### Data for this task
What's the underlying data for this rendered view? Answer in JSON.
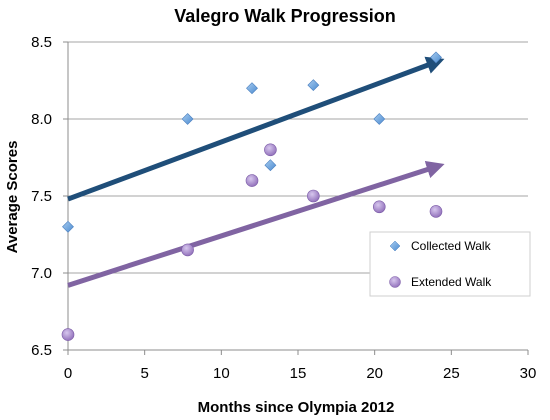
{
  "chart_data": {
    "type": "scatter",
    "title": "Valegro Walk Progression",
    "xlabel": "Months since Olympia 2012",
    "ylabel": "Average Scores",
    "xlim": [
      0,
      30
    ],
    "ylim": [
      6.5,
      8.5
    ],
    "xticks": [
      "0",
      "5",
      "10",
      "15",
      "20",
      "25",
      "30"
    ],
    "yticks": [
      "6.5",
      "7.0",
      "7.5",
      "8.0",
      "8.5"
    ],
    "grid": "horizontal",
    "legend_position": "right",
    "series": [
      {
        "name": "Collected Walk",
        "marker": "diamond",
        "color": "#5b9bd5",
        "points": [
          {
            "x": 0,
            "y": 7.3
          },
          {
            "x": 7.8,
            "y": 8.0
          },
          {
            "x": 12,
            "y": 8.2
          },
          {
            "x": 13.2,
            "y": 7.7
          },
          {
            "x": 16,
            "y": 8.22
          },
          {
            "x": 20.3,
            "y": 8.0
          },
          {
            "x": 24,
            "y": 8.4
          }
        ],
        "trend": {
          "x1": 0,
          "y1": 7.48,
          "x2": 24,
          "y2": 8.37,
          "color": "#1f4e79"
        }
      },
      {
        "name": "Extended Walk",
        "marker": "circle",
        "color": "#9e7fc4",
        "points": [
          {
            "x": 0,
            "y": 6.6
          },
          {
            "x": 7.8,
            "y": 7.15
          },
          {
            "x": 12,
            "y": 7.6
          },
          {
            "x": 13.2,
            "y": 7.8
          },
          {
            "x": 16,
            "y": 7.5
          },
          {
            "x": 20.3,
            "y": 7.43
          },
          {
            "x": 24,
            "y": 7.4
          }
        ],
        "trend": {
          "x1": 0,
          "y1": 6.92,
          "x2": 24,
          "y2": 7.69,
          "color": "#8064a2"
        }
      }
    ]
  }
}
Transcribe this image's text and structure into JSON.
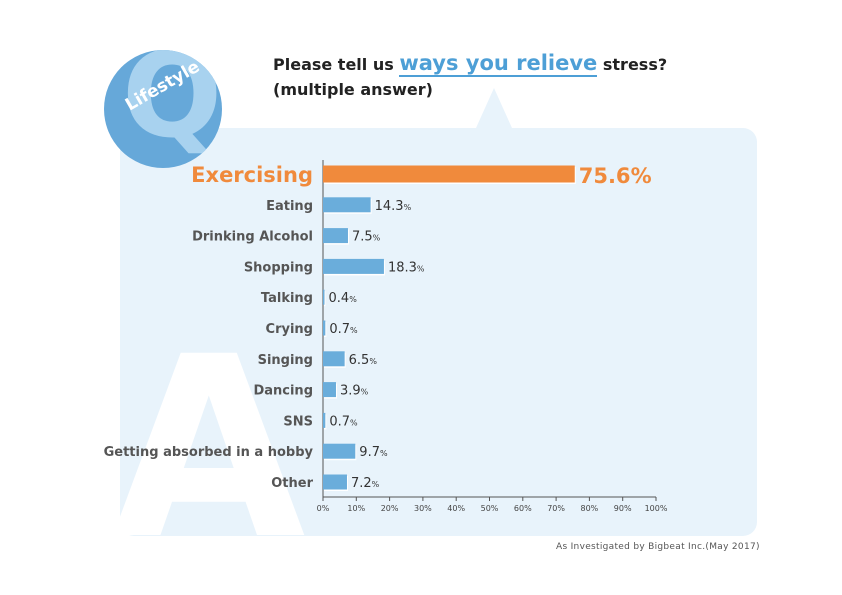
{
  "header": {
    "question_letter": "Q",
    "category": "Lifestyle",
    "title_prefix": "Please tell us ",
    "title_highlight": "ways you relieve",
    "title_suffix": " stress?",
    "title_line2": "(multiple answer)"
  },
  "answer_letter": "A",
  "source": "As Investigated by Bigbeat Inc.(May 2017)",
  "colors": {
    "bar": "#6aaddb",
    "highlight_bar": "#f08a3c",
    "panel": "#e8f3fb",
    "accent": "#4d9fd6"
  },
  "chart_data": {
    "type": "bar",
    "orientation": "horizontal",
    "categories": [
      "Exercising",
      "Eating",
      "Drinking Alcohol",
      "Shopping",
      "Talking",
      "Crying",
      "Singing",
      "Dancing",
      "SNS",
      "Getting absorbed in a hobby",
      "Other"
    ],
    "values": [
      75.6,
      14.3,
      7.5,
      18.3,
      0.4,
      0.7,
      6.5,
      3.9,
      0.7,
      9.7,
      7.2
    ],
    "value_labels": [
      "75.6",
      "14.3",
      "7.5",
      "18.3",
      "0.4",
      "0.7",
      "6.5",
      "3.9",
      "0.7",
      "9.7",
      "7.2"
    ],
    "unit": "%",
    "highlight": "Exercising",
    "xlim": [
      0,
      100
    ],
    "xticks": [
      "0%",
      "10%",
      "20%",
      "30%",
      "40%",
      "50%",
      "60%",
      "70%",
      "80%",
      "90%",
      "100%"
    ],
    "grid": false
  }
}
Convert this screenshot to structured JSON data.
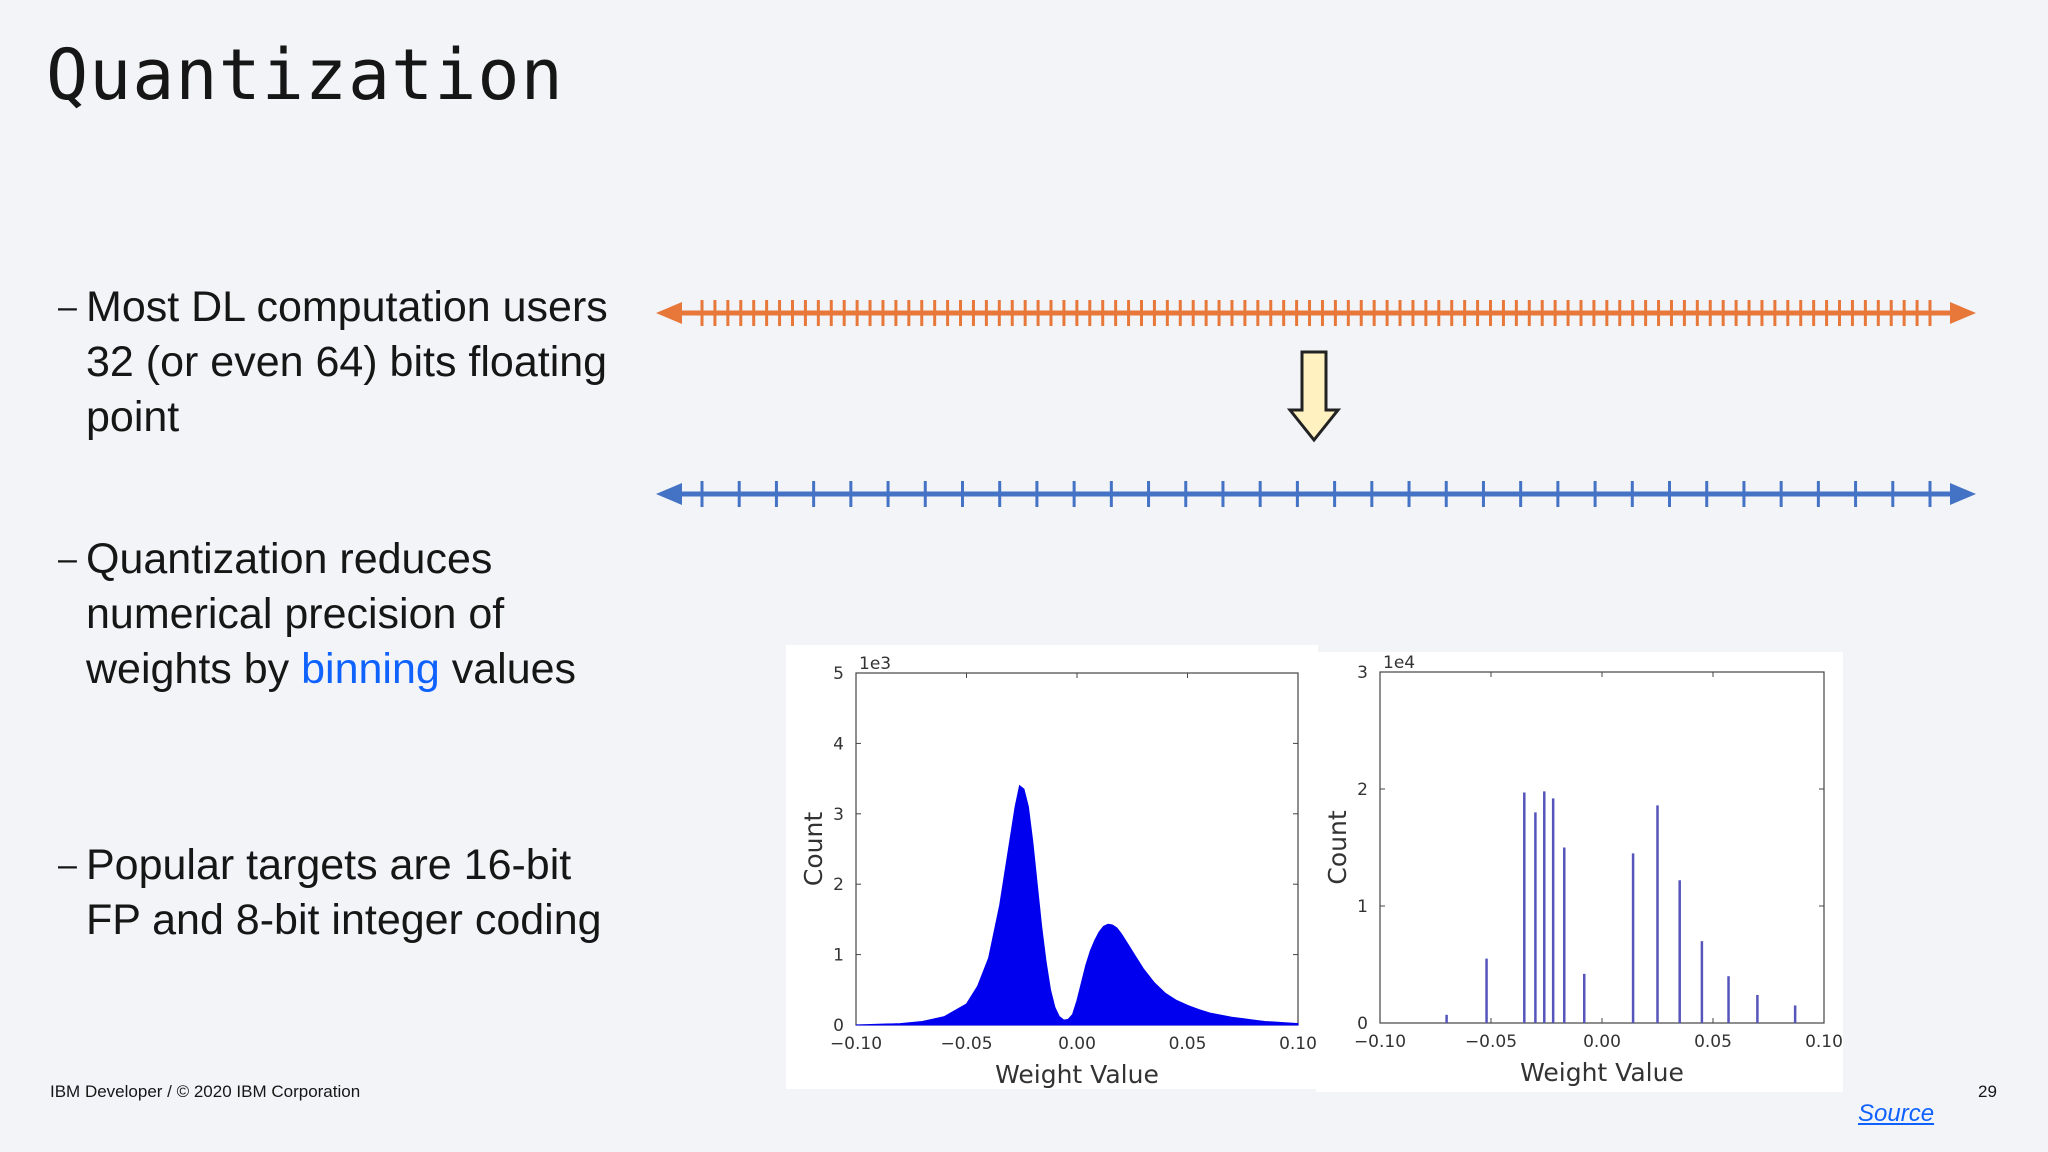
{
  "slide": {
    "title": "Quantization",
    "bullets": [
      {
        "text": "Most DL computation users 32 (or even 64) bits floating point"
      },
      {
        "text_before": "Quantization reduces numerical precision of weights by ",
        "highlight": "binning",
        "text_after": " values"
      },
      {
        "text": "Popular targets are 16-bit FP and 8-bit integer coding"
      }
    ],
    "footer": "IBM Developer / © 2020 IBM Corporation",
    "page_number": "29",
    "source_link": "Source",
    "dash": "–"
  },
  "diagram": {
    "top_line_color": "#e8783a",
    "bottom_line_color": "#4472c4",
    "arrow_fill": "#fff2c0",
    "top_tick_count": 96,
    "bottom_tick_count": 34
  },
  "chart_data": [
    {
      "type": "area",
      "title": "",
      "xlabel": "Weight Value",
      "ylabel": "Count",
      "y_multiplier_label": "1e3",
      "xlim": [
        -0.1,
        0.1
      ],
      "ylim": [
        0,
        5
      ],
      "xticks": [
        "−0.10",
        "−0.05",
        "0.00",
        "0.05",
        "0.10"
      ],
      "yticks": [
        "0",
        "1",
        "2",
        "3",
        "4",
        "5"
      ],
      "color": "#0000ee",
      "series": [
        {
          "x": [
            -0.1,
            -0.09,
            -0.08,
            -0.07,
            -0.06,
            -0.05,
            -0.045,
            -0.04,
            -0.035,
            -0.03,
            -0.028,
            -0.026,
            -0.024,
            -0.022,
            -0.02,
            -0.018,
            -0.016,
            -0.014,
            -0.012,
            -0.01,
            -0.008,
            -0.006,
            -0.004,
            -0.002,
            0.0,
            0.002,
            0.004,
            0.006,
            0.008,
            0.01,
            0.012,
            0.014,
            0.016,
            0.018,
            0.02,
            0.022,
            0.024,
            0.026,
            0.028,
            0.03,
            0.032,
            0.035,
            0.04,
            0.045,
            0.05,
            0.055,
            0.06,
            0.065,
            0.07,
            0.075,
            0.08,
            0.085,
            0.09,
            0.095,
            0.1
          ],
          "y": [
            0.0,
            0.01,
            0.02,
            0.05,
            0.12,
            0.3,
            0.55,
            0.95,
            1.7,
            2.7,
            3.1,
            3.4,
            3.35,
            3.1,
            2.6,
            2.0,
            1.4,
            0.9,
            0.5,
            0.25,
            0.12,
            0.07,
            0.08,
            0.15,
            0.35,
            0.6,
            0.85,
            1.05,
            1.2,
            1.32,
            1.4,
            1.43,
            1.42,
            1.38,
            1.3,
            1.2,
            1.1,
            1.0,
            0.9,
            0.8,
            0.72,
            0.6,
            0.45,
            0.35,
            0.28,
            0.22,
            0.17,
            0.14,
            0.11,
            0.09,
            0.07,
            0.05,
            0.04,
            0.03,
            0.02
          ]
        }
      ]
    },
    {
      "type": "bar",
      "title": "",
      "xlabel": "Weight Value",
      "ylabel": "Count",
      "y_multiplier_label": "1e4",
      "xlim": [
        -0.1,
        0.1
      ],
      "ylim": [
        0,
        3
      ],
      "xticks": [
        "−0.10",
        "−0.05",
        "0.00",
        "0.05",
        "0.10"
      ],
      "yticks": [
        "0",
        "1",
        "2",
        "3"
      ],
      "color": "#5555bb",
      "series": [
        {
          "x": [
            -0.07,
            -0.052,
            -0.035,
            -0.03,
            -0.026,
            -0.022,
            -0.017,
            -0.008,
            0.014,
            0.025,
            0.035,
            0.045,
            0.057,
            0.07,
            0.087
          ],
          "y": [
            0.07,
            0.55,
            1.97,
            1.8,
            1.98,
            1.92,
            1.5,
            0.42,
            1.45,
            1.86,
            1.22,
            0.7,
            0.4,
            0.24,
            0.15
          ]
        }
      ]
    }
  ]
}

### Exercise task
Looking at the records above, count the lines where the word "name" appears. State only the number.

### Answer in full
2